** Begin Provided data **
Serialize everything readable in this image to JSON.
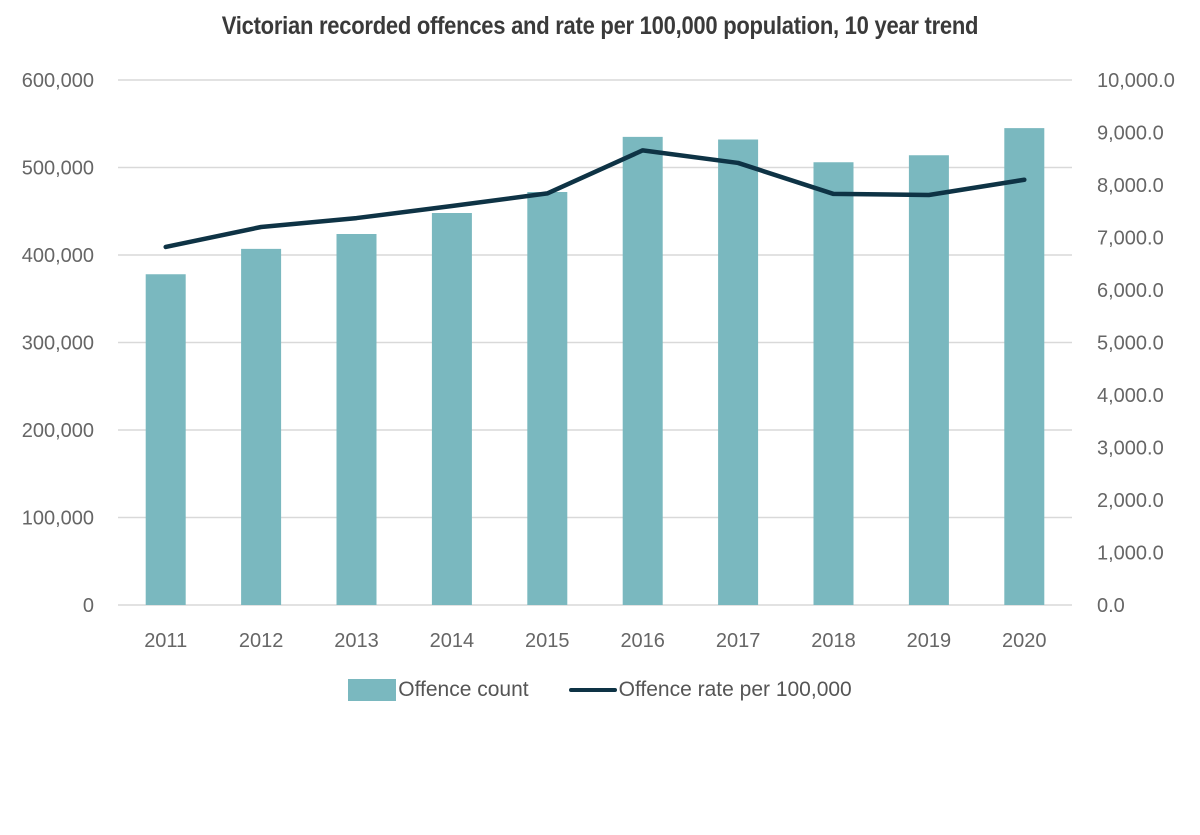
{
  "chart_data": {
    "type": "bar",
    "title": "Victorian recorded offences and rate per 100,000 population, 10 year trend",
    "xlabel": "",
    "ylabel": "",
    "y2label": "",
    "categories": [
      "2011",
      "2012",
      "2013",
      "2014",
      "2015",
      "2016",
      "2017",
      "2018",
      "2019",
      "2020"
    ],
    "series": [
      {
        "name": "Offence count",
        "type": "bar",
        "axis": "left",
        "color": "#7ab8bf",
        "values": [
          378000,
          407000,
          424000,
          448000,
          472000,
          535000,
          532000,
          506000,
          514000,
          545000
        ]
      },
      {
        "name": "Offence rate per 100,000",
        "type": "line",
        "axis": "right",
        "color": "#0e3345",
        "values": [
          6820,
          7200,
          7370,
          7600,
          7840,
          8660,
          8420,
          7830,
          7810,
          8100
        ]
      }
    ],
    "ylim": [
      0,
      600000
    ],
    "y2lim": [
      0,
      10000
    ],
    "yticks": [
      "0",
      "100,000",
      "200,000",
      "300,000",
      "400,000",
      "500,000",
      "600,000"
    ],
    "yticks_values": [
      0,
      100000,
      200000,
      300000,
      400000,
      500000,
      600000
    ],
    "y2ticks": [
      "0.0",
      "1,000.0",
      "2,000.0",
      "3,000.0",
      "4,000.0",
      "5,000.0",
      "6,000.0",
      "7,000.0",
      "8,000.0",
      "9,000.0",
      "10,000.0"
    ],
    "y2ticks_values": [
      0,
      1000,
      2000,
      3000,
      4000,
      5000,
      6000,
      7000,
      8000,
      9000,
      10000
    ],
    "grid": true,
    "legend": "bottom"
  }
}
** End Provided data **
Task brief: Each line that holds the word "name" should be extracted from the records.

Response below:
        "name": "Offence count",
        "name": "Offence rate per 100,000",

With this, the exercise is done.